● **Stated goal**: Where a line of the listing below includes the word "request", reproduce that line.

● **Items from a data source**:
- - - -

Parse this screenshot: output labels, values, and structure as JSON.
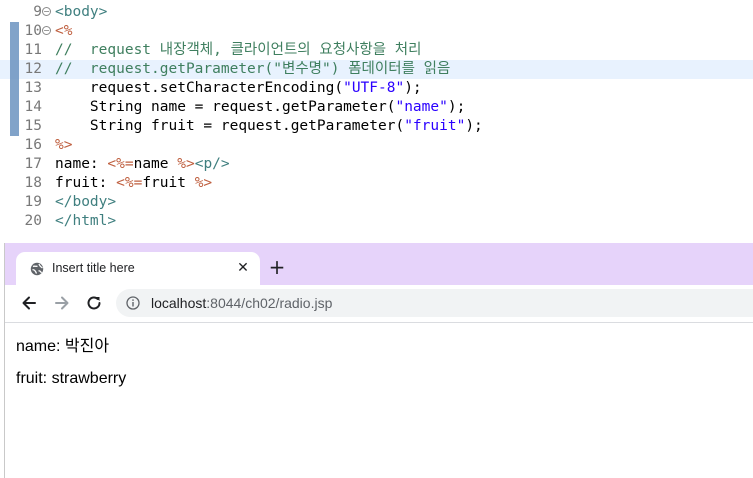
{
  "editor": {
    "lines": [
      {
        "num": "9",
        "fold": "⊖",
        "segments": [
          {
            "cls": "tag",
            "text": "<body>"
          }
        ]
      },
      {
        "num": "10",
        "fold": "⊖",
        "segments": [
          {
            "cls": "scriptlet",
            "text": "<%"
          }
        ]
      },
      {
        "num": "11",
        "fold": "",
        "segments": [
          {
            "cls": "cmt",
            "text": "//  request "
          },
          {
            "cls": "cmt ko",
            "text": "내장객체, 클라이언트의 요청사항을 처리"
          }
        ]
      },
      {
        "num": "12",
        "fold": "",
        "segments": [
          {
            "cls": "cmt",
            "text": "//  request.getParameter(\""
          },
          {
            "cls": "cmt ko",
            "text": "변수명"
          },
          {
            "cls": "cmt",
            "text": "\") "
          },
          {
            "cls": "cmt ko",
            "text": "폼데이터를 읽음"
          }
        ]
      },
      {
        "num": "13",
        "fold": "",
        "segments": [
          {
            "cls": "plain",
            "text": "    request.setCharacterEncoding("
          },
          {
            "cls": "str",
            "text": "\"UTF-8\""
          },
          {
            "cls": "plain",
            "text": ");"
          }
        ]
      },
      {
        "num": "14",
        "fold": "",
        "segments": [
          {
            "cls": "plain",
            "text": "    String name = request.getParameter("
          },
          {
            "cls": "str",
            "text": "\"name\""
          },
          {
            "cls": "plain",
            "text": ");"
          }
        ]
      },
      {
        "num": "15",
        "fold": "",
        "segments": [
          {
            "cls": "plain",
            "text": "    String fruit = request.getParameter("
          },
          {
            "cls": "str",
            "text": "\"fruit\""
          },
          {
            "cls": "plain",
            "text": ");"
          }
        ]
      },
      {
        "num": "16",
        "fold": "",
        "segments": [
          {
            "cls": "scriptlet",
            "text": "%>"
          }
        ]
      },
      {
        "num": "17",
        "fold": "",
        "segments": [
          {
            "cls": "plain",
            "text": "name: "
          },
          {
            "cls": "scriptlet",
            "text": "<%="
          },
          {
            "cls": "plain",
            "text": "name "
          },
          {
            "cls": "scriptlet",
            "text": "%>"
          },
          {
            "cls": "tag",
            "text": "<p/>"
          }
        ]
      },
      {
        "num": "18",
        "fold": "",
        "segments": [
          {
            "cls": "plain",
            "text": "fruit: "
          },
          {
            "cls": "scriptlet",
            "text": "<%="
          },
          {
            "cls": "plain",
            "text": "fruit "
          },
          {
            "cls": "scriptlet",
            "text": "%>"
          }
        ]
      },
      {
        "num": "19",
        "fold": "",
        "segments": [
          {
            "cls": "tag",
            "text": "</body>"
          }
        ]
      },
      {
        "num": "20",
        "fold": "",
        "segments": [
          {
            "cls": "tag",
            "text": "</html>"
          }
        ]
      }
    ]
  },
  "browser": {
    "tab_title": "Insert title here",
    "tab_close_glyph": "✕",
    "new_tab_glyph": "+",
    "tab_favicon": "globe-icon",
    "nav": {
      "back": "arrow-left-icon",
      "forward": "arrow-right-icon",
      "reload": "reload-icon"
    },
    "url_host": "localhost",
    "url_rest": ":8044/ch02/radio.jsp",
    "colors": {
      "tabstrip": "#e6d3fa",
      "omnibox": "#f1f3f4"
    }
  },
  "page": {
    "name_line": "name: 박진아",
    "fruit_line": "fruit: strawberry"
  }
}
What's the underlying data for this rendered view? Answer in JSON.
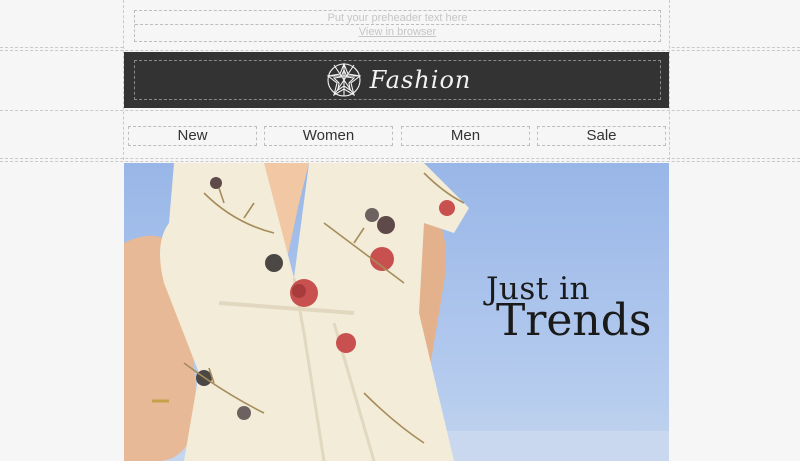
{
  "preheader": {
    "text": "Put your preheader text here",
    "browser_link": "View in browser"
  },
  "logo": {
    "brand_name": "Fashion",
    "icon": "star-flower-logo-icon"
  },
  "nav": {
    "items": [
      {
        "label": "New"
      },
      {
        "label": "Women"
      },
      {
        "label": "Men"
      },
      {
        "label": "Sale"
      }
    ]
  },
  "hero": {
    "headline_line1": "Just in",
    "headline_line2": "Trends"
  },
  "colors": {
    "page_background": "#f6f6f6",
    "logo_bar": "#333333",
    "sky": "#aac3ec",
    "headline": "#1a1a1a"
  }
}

- - - -

● **Exercise answer**:
            "text": "//  request "
            "text": "//  request.getParameter(\""
            "text": "    request.setCharacterEncoding("
            "text": "    String name = request.getParameter("
            "text": "    String fruit = request.getParameter("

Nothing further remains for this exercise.